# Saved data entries
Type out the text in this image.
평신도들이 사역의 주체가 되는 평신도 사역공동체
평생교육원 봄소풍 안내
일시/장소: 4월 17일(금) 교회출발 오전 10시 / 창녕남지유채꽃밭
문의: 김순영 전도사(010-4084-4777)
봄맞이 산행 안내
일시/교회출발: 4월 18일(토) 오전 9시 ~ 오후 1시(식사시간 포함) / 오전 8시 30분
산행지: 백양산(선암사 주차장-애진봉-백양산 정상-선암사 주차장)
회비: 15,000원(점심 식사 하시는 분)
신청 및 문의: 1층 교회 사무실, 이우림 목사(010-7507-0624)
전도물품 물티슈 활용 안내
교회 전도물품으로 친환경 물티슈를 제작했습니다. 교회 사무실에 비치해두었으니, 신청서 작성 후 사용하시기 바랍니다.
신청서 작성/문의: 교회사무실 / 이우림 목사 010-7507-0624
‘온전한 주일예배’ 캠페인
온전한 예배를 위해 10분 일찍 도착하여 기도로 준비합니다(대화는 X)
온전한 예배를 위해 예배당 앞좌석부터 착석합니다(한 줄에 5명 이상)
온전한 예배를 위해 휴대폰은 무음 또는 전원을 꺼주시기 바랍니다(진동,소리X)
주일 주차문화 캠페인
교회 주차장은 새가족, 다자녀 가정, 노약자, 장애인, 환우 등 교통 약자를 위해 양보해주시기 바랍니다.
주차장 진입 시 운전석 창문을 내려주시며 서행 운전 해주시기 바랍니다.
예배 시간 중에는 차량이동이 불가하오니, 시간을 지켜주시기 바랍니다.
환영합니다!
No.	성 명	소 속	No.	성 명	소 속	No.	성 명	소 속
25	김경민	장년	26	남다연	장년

# What is needed
Repeat all of the records above exactly as written.

# Output
Type out the text in this image.
평신도들이 사역의 주체가 되는 평신도 사역공동체
평생교육원 봄소풍 안내
일시/장소: 4월 17일(금) 교회출발 오전 10시 / 창녕남지유채꽃밭
문의: 김순영 전도사(010-4084-4777)
봄맞이 산행 안내
일시/교회출발: 4월 18일(토) 오전 9시 ~ 오후 1시(식사시간 포함) / 오전 8시 30분
산행지: 백양산(선암사 주차장-애진봉-백양산 정상-선암사 주차장)
회비: 15,000원(점심 식사 하시는 분)
신청 및 문의: 1층 교회 사무실, 이우림 목사(010-7507-0624)
전도물품 물티슈 활용 안내
교회 전도물품으로 친환경 물티슈를 제작했습니다. 교회 사무실에 비치해두었으니, 신청서 작성 후 사용하시기 바랍니다.
신청서 작성/문의: 교회사무실 / 이우림 목사 010-7507-0624
‘온전한 주일예배’ 캠페인
온전한 예배를 위해 10분 일찍 도착하여 기도로 준비합니다(대화는 X)
온전한 예배를 위해 예배당 앞좌석부터 착석합니다(한 줄에 5명 이상)
온전한 예배를 위해 휴대폰은 무음 또는 전원을 꺼주시기 바랍니다(진동,소리X)
주일 주차문화 캠페인
교회 주차장은 새가족, 다자녀 가정, 노약자, 장애인, 환우 등 교통 약자를 위해 양보해주시기 바랍니다.
주차장 진입 시 운전석 창문을 내려주시며 서행 운전 해주시기 바랍니다.
예배 시간 중에는 차량이동이 불가하오니, 시간을 지켜주시기 바랍니다.
환영합니다!
No.	성 명	소 속	No.	성 명	소 속	No.	성 명	소 속
25	김경민	장년	26	남다연	장년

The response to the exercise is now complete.